__Source records__

+===+

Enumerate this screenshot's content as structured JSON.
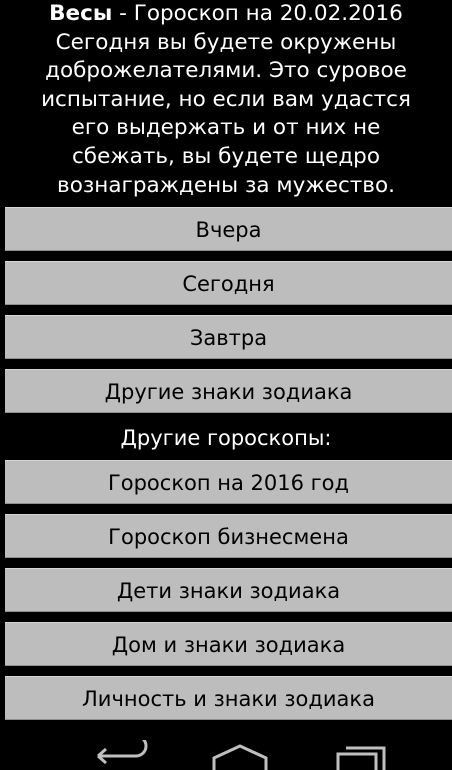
{
  "horoscope": {
    "sign": "Весы",
    "title_rest": " - Гороскоп на 20.02.2016",
    "text": "Сегодня вы будете окружены доброжелателями. Это суровое испытание, но если вам удастся его выдержать и от них не сбежать, вы будете щедро вознаграждены за мужество."
  },
  "day_buttons": {
    "yesterday": "Вчера",
    "today": "Сегодня",
    "tomorrow": "Завтра",
    "other_signs": "Другие знаки зодиака"
  },
  "other_section": {
    "label": "Другие гороскопы:",
    "year": "Гороскоп на 2016 год",
    "business": "Гороскоп бизнесмена",
    "children": "Дети знаки зодиака",
    "home": "Дом и знаки зодиака",
    "personality": "Личность и знаки зодиака"
  },
  "navbar": {
    "icons": [
      "back-icon",
      "home-icon",
      "recents-icon"
    ]
  },
  "colors": {
    "background": "#000000",
    "button_bg": "#bdbdbd",
    "button_text": "#000000",
    "text": "#ffffff"
  }
}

+===+

__Task description__
Looking at the records above, tally the lines holding "зодиака" and reply with that number only.

__Completed task__
4